*REQUIREMENTS*.
In the entries that follow, how many lines contain the word "color"? Answer with the number only.

START DATA IN THIS EXERCISE

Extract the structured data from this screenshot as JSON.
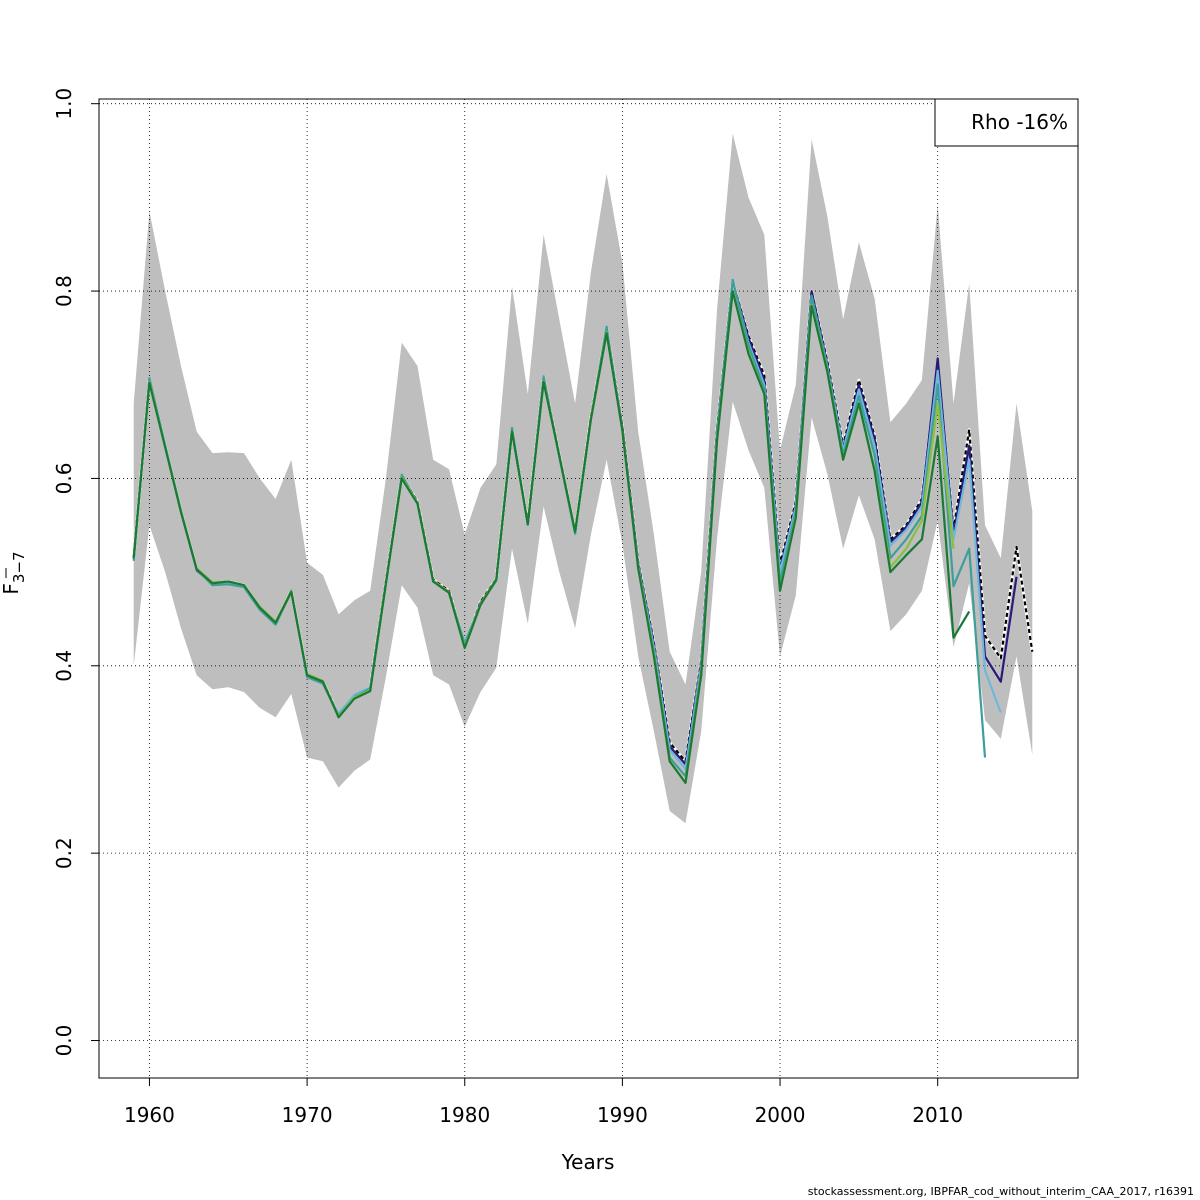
{
  "footer_text": "stockassessment.org, IBPFAR_cod_without_interim_CAA_2017, r16391",
  "chart_data": {
    "type": "line",
    "xlabel": "Years",
    "ylabel_main": "F",
    "ylabel_sub": "3−7",
    "xlim": [
      1956.8,
      2018.9
    ],
    "ylim": [
      -0.04,
      1.005
    ],
    "x_ticks": [
      1960,
      1970,
      1980,
      1990,
      2000,
      2010
    ],
    "y_ticks": [
      0.0,
      0.2,
      0.4,
      0.6,
      0.8,
      1.0
    ],
    "x_tick_labels": [
      "1960",
      "1970",
      "1980",
      "1990",
      "2000",
      "2010"
    ],
    "y_tick_labels": [
      "0.0",
      "0.2",
      "0.4",
      "0.6",
      "0.8",
      "1.0"
    ],
    "grid": true,
    "legend": {
      "text": "Rho -16%",
      "position": "top-right"
    },
    "band": {
      "color": "#bebebe",
      "x": [
        1959,
        1960,
        1961,
        1962,
        1963,
        1964,
        1965,
        1966,
        1967,
        1968,
        1969,
        1970,
        1971,
        1972,
        1973,
        1974,
        1975,
        1976,
        1977,
        1978,
        1979,
        1980,
        1981,
        1982,
        1983,
        1984,
        1985,
        1986,
        1987,
        1988,
        1989,
        1990,
        1991,
        1992,
        1993,
        1994,
        1995,
        1996,
        1997,
        1998,
        1999,
        2000,
        2001,
        2002,
        2003,
        2004,
        2005,
        2006,
        2007,
        2008,
        2009,
        2010,
        2011,
        2012,
        2013,
        2014,
        2015,
        2016
      ],
      "upper": [
        0.68,
        0.885,
        0.8,
        0.72,
        0.65,
        0.627,
        0.628,
        0.627,
        0.6,
        0.578,
        0.62,
        0.51,
        0.497,
        0.455,
        0.47,
        0.48,
        0.6,
        0.745,
        0.72,
        0.62,
        0.61,
        0.54,
        0.59,
        0.615,
        0.805,
        0.69,
        0.86,
        0.77,
        0.68,
        0.82,
        0.925,
        0.83,
        0.65,
        0.54,
        0.415,
        0.38,
        0.5,
        0.78,
        0.968,
        0.9,
        0.86,
        0.63,
        0.7,
        0.962,
        0.88,
        0.77,
        0.852,
        0.792,
        0.66,
        0.68,
        0.705,
        0.892,
        0.68,
        0.808,
        0.55,
        0.515,
        0.68,
        0.565
      ],
      "lower": [
        0.4,
        0.55,
        0.5,
        0.44,
        0.39,
        0.375,
        0.377,
        0.372,
        0.355,
        0.345,
        0.37,
        0.302,
        0.298,
        0.27,
        0.288,
        0.3,
        0.388,
        0.486,
        0.462,
        0.39,
        0.38,
        0.335,
        0.372,
        0.398,
        0.525,
        0.445,
        0.57,
        0.5,
        0.44,
        0.54,
        0.62,
        0.53,
        0.41,
        0.33,
        0.245,
        0.232,
        0.33,
        0.535,
        0.682,
        0.63,
        0.59,
        0.41,
        0.475,
        0.665,
        0.605,
        0.525,
        0.582,
        0.535,
        0.437,
        0.455,
        0.48,
        0.555,
        0.42,
        0.488,
        0.342,
        0.322,
        0.41,
        0.305
      ]
    },
    "series": [
      {
        "color": "#000000",
        "dashed": true,
        "x_start": 1959,
        "values": [
          0.515,
          0.705,
          0.635,
          0.565,
          0.503,
          0.488,
          0.49,
          0.486,
          0.462,
          0.446,
          0.48,
          0.39,
          0.383,
          0.348,
          0.368,
          0.377,
          0.49,
          0.603,
          0.575,
          0.492,
          0.48,
          0.422,
          0.468,
          0.493,
          0.652,
          0.552,
          0.708,
          0.625,
          0.543,
          0.665,
          0.76,
          0.655,
          0.51,
          0.425,
          0.318,
          0.298,
          0.405,
          0.652,
          0.81,
          0.752,
          0.71,
          0.508,
          0.575,
          0.8,
          0.725,
          0.635,
          0.705,
          0.645,
          0.535,
          0.55,
          0.578,
          0.72,
          0.545,
          0.652,
          0.432,
          0.408,
          0.527,
          0.415
        ]
      },
      {
        "color": "#271a7a",
        "dashed": false,
        "x_start": 1959,
        "values": [
          0.515,
          0.704,
          0.634,
          0.564,
          0.502,
          0.487,
          0.489,
          0.485,
          0.461,
          0.445,
          0.479,
          0.389,
          0.382,
          0.347,
          0.367,
          0.376,
          0.489,
          0.602,
          0.574,
          0.491,
          0.479,
          0.421,
          0.467,
          0.492,
          0.651,
          0.551,
          0.707,
          0.624,
          0.542,
          0.664,
          0.759,
          0.654,
          0.509,
          0.423,
          0.314,
          0.295,
          0.403,
          0.65,
          0.81,
          0.75,
          0.705,
          0.503,
          0.572,
          0.8,
          0.722,
          0.632,
          0.7,
          0.642,
          0.532,
          0.548,
          0.575,
          0.728,
          0.54,
          0.635,
          0.41,
          0.383,
          0.495
        ]
      },
      {
        "color": "#6fb8dc",
        "dashed": false,
        "x_start": 1959,
        "values": [
          0.513,
          0.706,
          0.636,
          0.566,
          0.503,
          0.486,
          0.488,
          0.484,
          0.46,
          0.444,
          0.481,
          0.388,
          0.381,
          0.349,
          0.369,
          0.377,
          0.487,
          0.603,
          0.573,
          0.49,
          0.478,
          0.425,
          0.466,
          0.491,
          0.653,
          0.55,
          0.708,
          0.623,
          0.541,
          0.663,
          0.76,
          0.652,
          0.507,
          0.42,
          0.31,
          0.29,
          0.4,
          0.648,
          0.81,
          0.745,
          0.7,
          0.5,
          0.57,
          0.795,
          0.72,
          0.63,
          0.695,
          0.635,
          0.528,
          0.545,
          0.57,
          0.715,
          0.535,
          0.62,
          0.395,
          0.35
        ]
      },
      {
        "color": "#3f9e9a",
        "dashed": false,
        "x_start": 1959,
        "values": [
          0.512,
          0.707,
          0.635,
          0.565,
          0.503,
          0.486,
          0.487,
          0.484,
          0.46,
          0.444,
          0.48,
          0.388,
          0.381,
          0.347,
          0.366,
          0.376,
          0.487,
          0.604,
          0.574,
          0.49,
          0.478,
          0.423,
          0.466,
          0.491,
          0.654,
          0.551,
          0.709,
          0.623,
          0.541,
          0.663,
          0.762,
          0.651,
          0.505,
          0.415,
          0.302,
          0.282,
          0.395,
          0.645,
          0.812,
          0.742,
          0.695,
          0.49,
          0.565,
          0.795,
          0.718,
          0.625,
          0.688,
          0.625,
          0.515,
          0.535,
          0.56,
          0.7,
          0.485,
          0.525,
          0.302
        ]
      },
      {
        "color": "#8bbf3f",
        "dashed": false,
        "x_start": 1959,
        "values": [
          0.516,
          0.703,
          0.634,
          0.565,
          0.504,
          0.489,
          0.49,
          0.486,
          0.463,
          0.447,
          0.48,
          0.391,
          0.384,
          0.346,
          0.366,
          0.374,
          0.489,
          0.601,
          0.574,
          0.491,
          0.479,
          0.42,
          0.466,
          0.493,
          0.65,
          0.552,
          0.704,
          0.625,
          0.544,
          0.664,
          0.756,
          0.652,
          0.505,
          0.412,
          0.298,
          0.275,
          0.392,
          0.642,
          0.8,
          0.735,
          0.69,
          0.48,
          0.56,
          0.785,
          0.715,
          0.62,
          0.68,
          0.61,
          0.505,
          0.525,
          0.555,
          0.68,
          0.525
        ]
      },
      {
        "color": "#1a7a35",
        "dashed": false,
        "x_start": 1959,
        "values": [
          0.515,
          0.702,
          0.633,
          0.564,
          0.503,
          0.488,
          0.49,
          0.486,
          0.462,
          0.446,
          0.479,
          0.39,
          0.383,
          0.345,
          0.365,
          0.373,
          0.488,
          0.6,
          0.573,
          0.49,
          0.478,
          0.419,
          0.465,
          0.492,
          0.65,
          0.551,
          0.703,
          0.624,
          0.543,
          0.663,
          0.755,
          0.651,
          0.504,
          0.41,
          0.298,
          0.275,
          0.39,
          0.64,
          0.8,
          0.733,
          0.69,
          0.48,
          0.558,
          0.784,
          0.714,
          0.62,
          0.68,
          0.608,
          0.5,
          0.518,
          0.535,
          0.645,
          0.43,
          0.458
        ]
      }
    ]
  }
}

END DATA IN THIS EXERCISE

*RESPONSE*.
7